Repeat every record below exactly as it appears.

───── Dataset records ─────

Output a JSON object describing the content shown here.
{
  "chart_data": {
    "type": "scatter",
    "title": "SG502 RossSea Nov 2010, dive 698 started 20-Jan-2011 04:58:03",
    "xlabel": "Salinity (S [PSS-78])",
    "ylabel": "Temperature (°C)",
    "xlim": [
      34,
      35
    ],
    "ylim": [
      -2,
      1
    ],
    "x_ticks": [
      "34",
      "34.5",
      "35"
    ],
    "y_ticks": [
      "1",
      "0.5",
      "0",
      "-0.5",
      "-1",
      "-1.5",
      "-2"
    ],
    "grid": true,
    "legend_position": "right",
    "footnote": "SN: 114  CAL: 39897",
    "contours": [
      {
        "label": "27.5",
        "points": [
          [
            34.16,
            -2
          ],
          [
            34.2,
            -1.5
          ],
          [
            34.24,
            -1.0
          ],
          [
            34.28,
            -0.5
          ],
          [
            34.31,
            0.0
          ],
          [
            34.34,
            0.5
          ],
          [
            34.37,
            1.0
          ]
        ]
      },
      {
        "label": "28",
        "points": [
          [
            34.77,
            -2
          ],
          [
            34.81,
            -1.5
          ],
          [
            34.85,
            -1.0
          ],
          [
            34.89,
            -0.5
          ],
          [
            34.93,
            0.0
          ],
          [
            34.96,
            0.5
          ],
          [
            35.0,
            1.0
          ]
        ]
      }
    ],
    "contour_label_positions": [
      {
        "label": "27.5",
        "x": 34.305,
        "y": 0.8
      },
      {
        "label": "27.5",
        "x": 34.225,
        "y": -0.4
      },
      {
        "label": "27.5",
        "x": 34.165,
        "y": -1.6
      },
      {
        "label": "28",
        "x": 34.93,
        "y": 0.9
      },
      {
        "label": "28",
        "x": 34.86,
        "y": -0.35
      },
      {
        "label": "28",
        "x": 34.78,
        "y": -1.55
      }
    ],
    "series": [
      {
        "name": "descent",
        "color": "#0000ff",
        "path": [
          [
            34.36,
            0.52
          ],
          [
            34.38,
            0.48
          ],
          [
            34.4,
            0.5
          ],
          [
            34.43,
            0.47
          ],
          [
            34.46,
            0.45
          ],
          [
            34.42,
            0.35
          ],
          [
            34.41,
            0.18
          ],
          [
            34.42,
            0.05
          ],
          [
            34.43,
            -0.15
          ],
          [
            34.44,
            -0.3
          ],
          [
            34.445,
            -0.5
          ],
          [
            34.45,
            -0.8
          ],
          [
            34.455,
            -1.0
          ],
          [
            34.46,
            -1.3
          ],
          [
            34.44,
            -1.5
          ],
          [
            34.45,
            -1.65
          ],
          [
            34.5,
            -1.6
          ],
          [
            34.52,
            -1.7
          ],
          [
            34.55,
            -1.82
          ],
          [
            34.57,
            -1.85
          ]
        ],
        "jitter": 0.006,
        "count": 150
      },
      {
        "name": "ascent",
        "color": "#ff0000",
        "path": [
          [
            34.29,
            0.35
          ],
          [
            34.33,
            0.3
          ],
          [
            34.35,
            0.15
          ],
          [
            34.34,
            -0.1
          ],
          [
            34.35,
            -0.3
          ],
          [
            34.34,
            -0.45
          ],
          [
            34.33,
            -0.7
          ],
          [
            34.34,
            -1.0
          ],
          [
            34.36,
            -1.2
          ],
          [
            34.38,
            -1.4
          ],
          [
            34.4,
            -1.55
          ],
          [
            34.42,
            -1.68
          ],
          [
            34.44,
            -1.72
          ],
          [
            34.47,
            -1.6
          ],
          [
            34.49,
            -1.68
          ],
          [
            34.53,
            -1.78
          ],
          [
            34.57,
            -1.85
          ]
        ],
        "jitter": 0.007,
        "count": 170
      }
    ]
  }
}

─────

◆ **Answer**
Output a JSON object describing the content shown here.
{
  "chart_data": {
    "type": "scatter",
    "title": "SG502 RossSea Nov 2010, dive 698 started 20-Jan-2011 04:58:03",
    "xlabel": "Salinity (S [PSS-78])",
    "ylabel": "Temperature (°C)",
    "xlim": [
      34,
      35
    ],
    "ylim": [
      -2,
      1
    ],
    "x_ticks": [
      "34",
      "34.5",
      "35"
    ],
    "y_ticks": [
      "1",
      "0.5",
      "0",
      "-0.5",
      "-1",
      "-1.5",
      "-2"
    ],
    "grid": true,
    "legend_position": "right",
    "footnote": "SN: 114  CAL: 39897",
    "contours": [
      {
        "label": "27.5",
        "points": [
          [
            34.16,
            -2
          ],
          [
            34.2,
            -1.5
          ],
          [
            34.24,
            -1.0
          ],
          [
            34.28,
            -0.5
          ],
          [
            34.31,
            0.0
          ],
          [
            34.34,
            0.5
          ],
          [
            34.37,
            1.0
          ]
        ]
      },
      {
        "label": "28",
        "points": [
          [
            34.77,
            -2
          ],
          [
            34.81,
            -1.5
          ],
          [
            34.85,
            -1.0
          ],
          [
            34.89,
            -0.5
          ],
          [
            34.93,
            0.0
          ],
          [
            34.96,
            0.5
          ],
          [
            35.0,
            1.0
          ]
        ]
      }
    ],
    "contour_label_positions": [
      {
        "label": "27.5",
        "x": 34.305,
        "y": 0.8
      },
      {
        "label": "27.5",
        "x": 34.225,
        "y": -0.4
      },
      {
        "label": "27.5",
        "x": 34.165,
        "y": -1.6
      },
      {
        "label": "28",
        "x": 34.93,
        "y": 0.9
      },
      {
        "label": "28",
        "x": 34.86,
        "y": -0.35
      },
      {
        "label": "28",
        "x": 34.78,
        "y": -1.55
      }
    ],
    "series": [
      {
        "name": "descent",
        "color": "#0000ff",
        "path": [
          [
            34.36,
            0.52
          ],
          [
            34.38,
            0.48
          ],
          [
            34.4,
            0.5
          ],
          [
            34.43,
            0.47
          ],
          [
            34.46,
            0.45
          ],
          [
            34.42,
            0.35
          ],
          [
            34.41,
            0.18
          ],
          [
            34.42,
            0.05
          ],
          [
            34.43,
            -0.15
          ],
          [
            34.44,
            -0.3
          ],
          [
            34.445,
            -0.5
          ],
          [
            34.45,
            -0.8
          ],
          [
            34.455,
            -1.0
          ],
          [
            34.46,
            -1.3
          ],
          [
            34.44,
            -1.5
          ],
          [
            34.45,
            -1.65
          ],
          [
            34.5,
            -1.6
          ],
          [
            34.52,
            -1.7
          ],
          [
            34.55,
            -1.82
          ],
          [
            34.57,
            -1.85
          ]
        ],
        "jitter": 0.006,
        "count": 150
      },
      {
        "name": "ascent",
        "color": "#ff0000",
        "path": [
          [
            34.29,
            0.35
          ],
          [
            34.33,
            0.3
          ],
          [
            34.35,
            0.15
          ],
          [
            34.34,
            -0.1
          ],
          [
            34.35,
            -0.3
          ],
          [
            34.34,
            -0.45
          ],
          [
            34.33,
            -0.7
          ],
          [
            34.34,
            -1.0
          ],
          [
            34.36,
            -1.2
          ],
          [
            34.38,
            -1.4
          ],
          [
            34.4,
            -1.55
          ],
          [
            34.42,
            -1.68
          ],
          [
            34.44,
            -1.72
          ],
          [
            34.47,
            -1.6
          ],
          [
            34.49,
            -1.68
          ],
          [
            34.53,
            -1.78
          ],
          [
            34.57,
            -1.85
          ]
        ],
        "jitter": 0.007,
        "count": 170
      }
    ]
  }
}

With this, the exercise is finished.